PROVIDED TEXT:
########################################

‘Novocaine’ Leads Miserably Slow Box Office With $8.5 Million Opening

Paramount’s gory action comedy is off to a solid start, but overall totals sink to a poor $52 million

Jack Quaid as “Nate" in Novocaine from Paramount Pictures. | © 2025 PARAMOUNT PICTURES. ALL RIGHTS RESERVED.
Jack Quaid as “Nate" in Novocaine from Paramount Pictures. | © 2025 PARAMOUNT PICTURES. ALL RIGHTS RESERVED.

Paramount’s “Novocaine” is off to a good start at the box office with an estimated $8.5 million opening weekend from 3,365 theaters, but the bigger problem for exhibitors is that the marketplace is in such a terrible slump that this is enough for the gory action comedy to take No. 1 for the weekend.

“Novocaine” was the top grossing film on Friday with an opening day total of $3.9 million, and its weekend estimate is expected to beat the second weekend of Warner Bros.’ “Mickey 17,” which industry estimates have dropping 60% from its $19 million opening to $7.6 million.

While “Mickey 17” continues to struggle with a $33.3 million domestic total against a reported $118 million production budget and $80 million marketing budget, “Novocaine” has a better chance of turning a decent theatrical profit in this poor market with a reported $18 million production budget.

########################################

INFORMATION:
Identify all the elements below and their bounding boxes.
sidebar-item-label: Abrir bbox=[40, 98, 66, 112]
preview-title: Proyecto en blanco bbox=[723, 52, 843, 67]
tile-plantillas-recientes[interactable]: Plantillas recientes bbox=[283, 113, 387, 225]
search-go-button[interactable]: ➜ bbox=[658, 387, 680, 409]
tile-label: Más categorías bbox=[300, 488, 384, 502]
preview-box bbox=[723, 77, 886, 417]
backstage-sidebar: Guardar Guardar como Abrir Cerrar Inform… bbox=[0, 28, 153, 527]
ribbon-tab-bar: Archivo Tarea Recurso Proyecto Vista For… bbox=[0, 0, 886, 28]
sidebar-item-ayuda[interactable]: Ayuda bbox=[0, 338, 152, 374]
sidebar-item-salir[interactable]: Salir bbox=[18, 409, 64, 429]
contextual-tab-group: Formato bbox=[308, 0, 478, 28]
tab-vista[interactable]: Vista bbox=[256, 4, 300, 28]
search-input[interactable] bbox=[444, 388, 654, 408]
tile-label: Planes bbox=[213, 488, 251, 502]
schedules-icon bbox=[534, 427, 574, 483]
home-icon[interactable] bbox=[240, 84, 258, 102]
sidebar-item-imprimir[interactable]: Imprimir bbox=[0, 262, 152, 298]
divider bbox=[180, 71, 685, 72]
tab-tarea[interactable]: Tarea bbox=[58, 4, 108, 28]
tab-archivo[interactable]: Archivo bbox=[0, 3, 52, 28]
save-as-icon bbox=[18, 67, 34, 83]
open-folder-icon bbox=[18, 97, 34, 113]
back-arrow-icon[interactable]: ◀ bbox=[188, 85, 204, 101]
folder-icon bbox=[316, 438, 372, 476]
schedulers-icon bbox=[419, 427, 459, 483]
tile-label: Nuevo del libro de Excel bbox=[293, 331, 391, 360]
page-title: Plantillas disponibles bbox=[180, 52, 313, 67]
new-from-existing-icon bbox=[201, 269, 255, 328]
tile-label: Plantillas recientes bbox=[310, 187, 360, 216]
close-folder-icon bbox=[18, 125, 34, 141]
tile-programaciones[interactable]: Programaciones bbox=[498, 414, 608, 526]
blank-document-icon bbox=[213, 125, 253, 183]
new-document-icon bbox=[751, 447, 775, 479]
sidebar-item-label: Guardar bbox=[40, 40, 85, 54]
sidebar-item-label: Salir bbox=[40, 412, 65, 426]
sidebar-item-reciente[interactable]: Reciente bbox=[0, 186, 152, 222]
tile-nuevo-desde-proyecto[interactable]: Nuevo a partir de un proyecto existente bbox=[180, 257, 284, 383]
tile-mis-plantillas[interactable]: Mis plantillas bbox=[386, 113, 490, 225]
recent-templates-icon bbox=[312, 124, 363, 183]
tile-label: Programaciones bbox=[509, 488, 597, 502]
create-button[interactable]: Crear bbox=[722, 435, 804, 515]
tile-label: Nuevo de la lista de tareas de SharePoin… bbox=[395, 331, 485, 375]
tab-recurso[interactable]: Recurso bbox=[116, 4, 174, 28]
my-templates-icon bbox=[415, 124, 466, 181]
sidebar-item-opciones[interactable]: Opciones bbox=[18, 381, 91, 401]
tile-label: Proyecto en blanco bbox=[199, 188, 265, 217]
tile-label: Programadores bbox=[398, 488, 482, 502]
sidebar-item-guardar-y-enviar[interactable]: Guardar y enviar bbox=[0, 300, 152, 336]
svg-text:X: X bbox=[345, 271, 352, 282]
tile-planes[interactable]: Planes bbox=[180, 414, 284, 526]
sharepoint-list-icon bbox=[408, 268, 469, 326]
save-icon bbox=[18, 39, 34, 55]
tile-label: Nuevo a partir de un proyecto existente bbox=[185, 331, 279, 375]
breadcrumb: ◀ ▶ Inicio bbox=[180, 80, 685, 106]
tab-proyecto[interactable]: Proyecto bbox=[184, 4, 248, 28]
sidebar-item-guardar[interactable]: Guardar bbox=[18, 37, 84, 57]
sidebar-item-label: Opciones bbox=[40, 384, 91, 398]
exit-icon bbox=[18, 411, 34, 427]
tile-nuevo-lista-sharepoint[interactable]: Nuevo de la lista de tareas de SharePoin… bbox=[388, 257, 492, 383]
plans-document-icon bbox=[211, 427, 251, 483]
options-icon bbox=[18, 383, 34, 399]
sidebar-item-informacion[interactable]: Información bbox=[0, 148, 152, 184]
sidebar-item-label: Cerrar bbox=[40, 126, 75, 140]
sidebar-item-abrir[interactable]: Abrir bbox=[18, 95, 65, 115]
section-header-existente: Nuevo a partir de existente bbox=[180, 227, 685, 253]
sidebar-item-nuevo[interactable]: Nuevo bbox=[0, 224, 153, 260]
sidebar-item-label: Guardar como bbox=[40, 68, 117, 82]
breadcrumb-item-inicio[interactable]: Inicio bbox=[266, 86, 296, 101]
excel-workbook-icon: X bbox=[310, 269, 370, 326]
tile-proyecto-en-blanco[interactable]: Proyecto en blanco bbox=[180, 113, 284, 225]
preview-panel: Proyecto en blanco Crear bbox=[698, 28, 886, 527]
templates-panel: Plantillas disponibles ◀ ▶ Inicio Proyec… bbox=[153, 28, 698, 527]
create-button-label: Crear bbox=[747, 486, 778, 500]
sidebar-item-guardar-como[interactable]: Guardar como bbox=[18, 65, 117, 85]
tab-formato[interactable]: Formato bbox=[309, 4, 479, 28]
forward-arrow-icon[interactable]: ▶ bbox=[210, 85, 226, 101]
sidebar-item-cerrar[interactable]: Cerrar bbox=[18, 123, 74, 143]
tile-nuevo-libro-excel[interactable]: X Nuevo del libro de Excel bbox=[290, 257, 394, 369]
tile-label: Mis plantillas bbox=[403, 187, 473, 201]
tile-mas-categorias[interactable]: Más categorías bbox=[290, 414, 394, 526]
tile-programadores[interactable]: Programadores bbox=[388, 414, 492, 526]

########################################

AIM OF THE EXERCISE:
Extend the box office report on "Novocaine" past its last sentence, keeping the same news style.

TASK RESPONSE:
Reception for the film is also leaning positive with a B on CinemaScore alongside Rotten Tomatoes scores of 81% critics and 88% audience, leaving open the possibility of the film legging out with audiences who can stomach the gruesome violence that befalls Jack Quaid as a banker who can’t feel pain and who are still interested in the general concept of a mild-mannered man becoming an unexpected action hero that has been mined recently by films like “Love Hurts.”

But the R-rated “Novocaine” wasn’t meant to be a tentpole release, and the fact that it is leading the charts shows how bad things have gotten for theaters this March, a month that is usually a mini-summer of sorts.

Overall totals for this weekend have fallen 8% from last weekend’s $56.6 million to just $52 million. Not only is that the lowest weekend total in 2025 so far at a time when business usually picks up from spring break, but the totals for the last two weekends mark the lowest seen in March since 1997, not counting the pandemic years of 2020 and 2021.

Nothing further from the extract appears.